___ DATA TO USE

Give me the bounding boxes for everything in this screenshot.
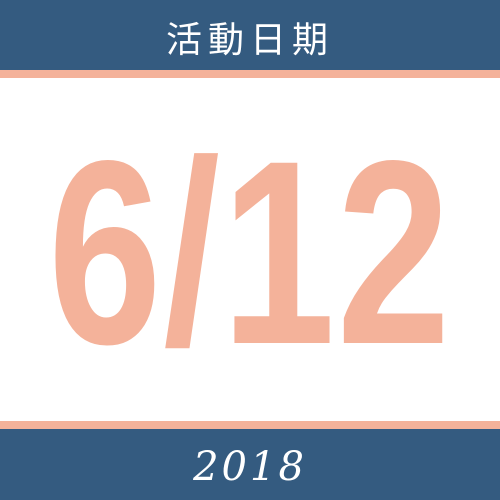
header-accent-stripe — [0, 70, 500, 78]
event-date-value: 6/12 — [48, 106, 452, 399]
event-year: 2018 — [193, 444, 307, 490]
footer-band — [0, 429, 500, 500]
header-band — [0, 0, 500, 70]
footer-accent-stripe — [0, 421, 500, 429]
event-date-title: 活動日期 — [165, 20, 334, 61]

______

* PROBLEM DETAILS *
Reproduce the lines above word for word, omitting the picture.

* EXPECTED OUTPUT *
Give me the bounding boxes for everything in this screenshot.
header-accent-stripe — [0, 70, 500, 78]
event-date-value: 6/12 — [48, 106, 452, 399]
event-year: 2018 — [193, 444, 307, 490]
footer-band — [0, 429, 500, 500]
header-band — [0, 0, 500, 70]
footer-accent-stripe — [0, 421, 500, 429]
event-date-title: 活動日期 — [165, 20, 334, 61]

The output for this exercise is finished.